The remaining amount is £180k approx.
I do not currently need any income this would provide.
Due to our ages it is likely that my wife will live for a good few years after my death.
If my wife inherited the remaining pension pot it is inevitable that she would pay 40% tax, if she used it for pension income, and of course an even higher rate if she took it as a lump sum.
My other income means that if I take more than @5K per annum income from the pension I will pay tax on the excess at 40%.
For the record we do not have any close family.

My aim therefore is to take the remaining benefit from the Sipp whilst I live, (statistically perhaps 10-14 years) whilst paying the least amount of tax. I have in the past used VCTs' to reduce my tax liability, with admittedly mixed investment results, but recent investments in limited life VCTs' have not been too bad.

My idea therefore is to take reasonably substantial income sums over the next few years, (say £35k pa) and invest them in mainly limited life VCTs' together with a small top-up amount each year to eliminate the tax liability entirely. The rational being that the VCT income and repayments may provide a tax free income at a time in our later years when we may find it beneficial

Any comments on this would be very much appreciated.

Regards

Comments

  • gadgetmind
    gadgetmind Posts: 11,130 Forumite
    Part of the Furniture 10,000 Posts Combo Breaker
    It's a difficult one, and one where it perhaps makes sense to speak to an IFA.

    I'm no great fan of VCTs, and despite looking at them several times, I have never pushed the button. However, if your other income is reasonably secure, then I can see the attraction.

# Prompt A
Say whether each statement below agrees with the pension forum post, giving yes or no and quoting the words of the post that decide it: (i) The writer has close family; (ii) the writer's idea is to take about £35k a year in income over the next few years; (iii) the commenter gadgetmind has bought VCTs.
# Prompt B
Reproduce the stretch of the pension forum post from "My idea therefore" through "see the attraction.", word for word.

# Record set
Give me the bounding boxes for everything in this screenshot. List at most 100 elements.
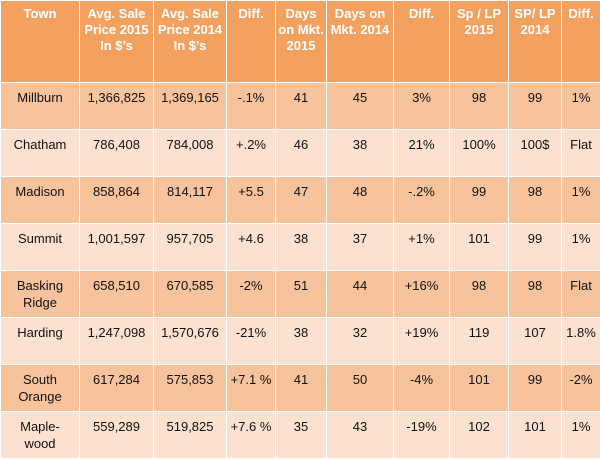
cell-splp-2015: 98 — [450, 83, 509, 130]
table-row: Harding 1,247,098 1,570,676 -21% 38 32 +… — [1, 318, 600, 365]
cell-avg-sale-2014: 784,008 — [154, 130, 227, 177]
column-header-splp-2015: Sp / LP 2015 — [450, 1, 509, 83]
cell-splp-2014: 101 — [509, 412, 562, 459]
cell-town: Summit — [1, 224, 80, 271]
cell-town: Chatham — [1, 130, 80, 177]
cell-price-diff: -2% — [227, 271, 276, 318]
table-row: South Orange 617,284 575,853 +7.1 % 41 5… — [1, 365, 600, 412]
cell-avg-sale-2015: 658,510 — [80, 271, 154, 318]
cell-splp-diff: Flat — [562, 130, 600, 177]
cell-splp-diff: 1% — [562, 83, 600, 130]
column-header-days-diff: Diff. — [394, 1, 450, 83]
cell-days-2014: 50 — [327, 365, 394, 412]
table-row: Chatham 786,408 784,008 +.2% 46 38 21% 1… — [1, 130, 600, 177]
cell-days-2015: 41 — [276, 83, 327, 130]
cell-splp-2015: 98 — [450, 271, 509, 318]
cell-price-diff: +4.6 — [227, 224, 276, 271]
cell-splp-2014: 98 — [509, 271, 562, 318]
cell-days-diff: 3% — [394, 83, 450, 130]
cell-town: South Orange — [1, 365, 80, 412]
cell-price-diff: +.2% — [227, 130, 276, 177]
cell-splp-2015: 101 — [450, 224, 509, 271]
cell-days-2015: 47 — [276, 177, 327, 224]
column-header-avg-sale-2015: Avg. Sale Price 2015 In $’s — [80, 1, 154, 83]
cell-days-2014: 48 — [327, 177, 394, 224]
cell-splp-2015: 119 — [450, 318, 509, 365]
cell-town: Harding — [1, 318, 80, 365]
cell-splp-2014: 99 — [509, 83, 562, 130]
cell-days-2015: 38 — [276, 318, 327, 365]
cell-days-2014: 37 — [327, 224, 394, 271]
cell-days-2014: 43 — [327, 412, 394, 459]
column-header-town: Town — [1, 1, 80, 83]
cell-town: Maple-wood — [1, 412, 80, 459]
cell-price-diff: -.1% — [227, 83, 276, 130]
cell-days-diff: -.2% — [394, 177, 450, 224]
cell-splp-diff: -2% — [562, 365, 600, 412]
cell-splp-2014: 99 — [509, 365, 562, 412]
cell-avg-sale-2015: 1,001,597 — [80, 224, 154, 271]
cell-days-diff: +19% — [394, 318, 450, 365]
cell-splp-2015: 101 — [450, 365, 509, 412]
cell-avg-sale-2015: 786,408 — [80, 130, 154, 177]
cell-avg-sale-2014: 1,570,676 — [154, 318, 227, 365]
cell-price-diff: +7.6 % — [227, 412, 276, 459]
cell-splp-2014: 107 — [509, 318, 562, 365]
cell-splp-diff: 1.8% — [562, 318, 600, 365]
table-row: Millburn 1,366,825 1,369,165 -.1% 41 45 … — [1, 83, 600, 130]
cell-splp-2015: 99 — [450, 177, 509, 224]
cell-splp-diff: 1% — [562, 224, 600, 271]
cell-days-2014: 45 — [327, 83, 394, 130]
table-row: Basking Ridge 658,510 670,585 -2% 51 44 … — [1, 271, 600, 318]
cell-avg-sale-2015: 1,247,098 — [80, 318, 154, 365]
cell-days-diff: +16% — [394, 271, 450, 318]
cell-days-diff: -4% — [394, 365, 450, 412]
cell-days-2015: 46 — [276, 130, 327, 177]
cell-days-diff: -19% — [394, 412, 450, 459]
cell-town: Millburn — [1, 83, 80, 130]
column-header-splp-diff: Diff. — [562, 1, 600, 83]
cell-days-2015: 35 — [276, 412, 327, 459]
cell-town: Madison — [1, 177, 80, 224]
cell-avg-sale-2014: 519,825 — [154, 412, 227, 459]
cell-splp-2015: 100% — [450, 130, 509, 177]
cell-price-diff: -21% — [227, 318, 276, 365]
cell-days-2014: 32 — [327, 318, 394, 365]
cell-days-2014: 38 — [327, 130, 394, 177]
column-header-avg-sale-2014: Avg. Sale Price 2014 In $’s — [154, 1, 227, 83]
cell-avg-sale-2015: 858,864 — [80, 177, 154, 224]
cell-town: Basking Ridge — [1, 271, 80, 318]
cell-avg-sale-2014: 957,705 — [154, 224, 227, 271]
column-header-days-2014: Days on Mkt. 2014 — [327, 1, 394, 83]
cell-days-2014: 44 — [327, 271, 394, 318]
header-row: Town Avg. Sale Price 2015 In $’s Avg. Sa… — [1, 1, 600, 83]
table-row: Summit 1,001,597 957,705 +4.6 38 37 +1% … — [1, 224, 600, 271]
cell-avg-sale-2015: 559,289 — [80, 412, 154, 459]
cell-avg-sale-2015: 617,284 — [80, 365, 154, 412]
table-row: Maple-wood 559,289 519,825 +7.6 % 35 43 … — [1, 412, 600, 459]
cell-avg-sale-2014: 1,369,165 — [154, 83, 227, 130]
cell-avg-sale-2014: 814,117 — [154, 177, 227, 224]
cell-days-2015: 38 — [276, 224, 327, 271]
cell-avg-sale-2014: 575,853 — [154, 365, 227, 412]
cell-splp-2014: 98 — [509, 177, 562, 224]
cell-days-2015: 41 — [276, 365, 327, 412]
cell-avg-sale-2014: 670,585 — [154, 271, 227, 318]
column-header-days-2015: Days on Mkt. 2015 — [276, 1, 327, 83]
cell-splp-diff: 1% — [562, 177, 600, 224]
cell-splp-diff: Flat — [562, 271, 600, 318]
cell-days-diff: 21% — [394, 130, 450, 177]
cell-days-diff: +1% — [394, 224, 450, 271]
cell-avg-sale-2015: 1,366,825 — [80, 83, 154, 130]
column-header-price-diff: Diff. — [227, 1, 276, 83]
cell-splp-diff: 1% — [562, 412, 600, 459]
column-header-splp-2014: SP/ LP 2014 — [509, 1, 562, 83]
cell-price-diff: +7.1 % — [227, 365, 276, 412]
cell-price-diff: +5.5 — [227, 177, 276, 224]
table-row: Madison 858,864 814,117 +5.5 47 48 -.2% … — [1, 177, 600, 224]
cell-days-2015: 51 — [276, 271, 327, 318]
cell-splp-2014: 99 — [509, 224, 562, 271]
cell-splp-2015: 102 — [450, 412, 509, 459]
cell-splp-2014: 100$ — [509, 130, 562, 177]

# Right answer A
(i) No: "For the record we do not have any close family."
(ii) Yes: "take reasonably substantial income sums over the next few years, (say £35k pa)"
(iii) No: "despite looking at them several times, I have never pushed the button."

# Right answer B
My idea therefore is to take reasonably substantial income sums over the next few years, (say £35k pa) and invest them in mainly limited life VCTs' together with a small top-up amount each year to eliminate the tax liability entirely. The rational being that the VCT income and repayments may provide a tax free income at a time in our later years when we may find it beneficial

Any comments on this would be very much appreciated.

Regards

Comments

  • gadgetmind
    gadgetmind Posts: 11,130 Forumite
    Part of the Furniture 10,000 Posts Combo Breaker
    It's a difficult one, and one where it perhaps makes sense to speak to an IFA.

    I'm no great fan of VCTs, and despite looking at them several times, I have never pushed the button. However, if your other income is reasonably secure, then I can see the attraction.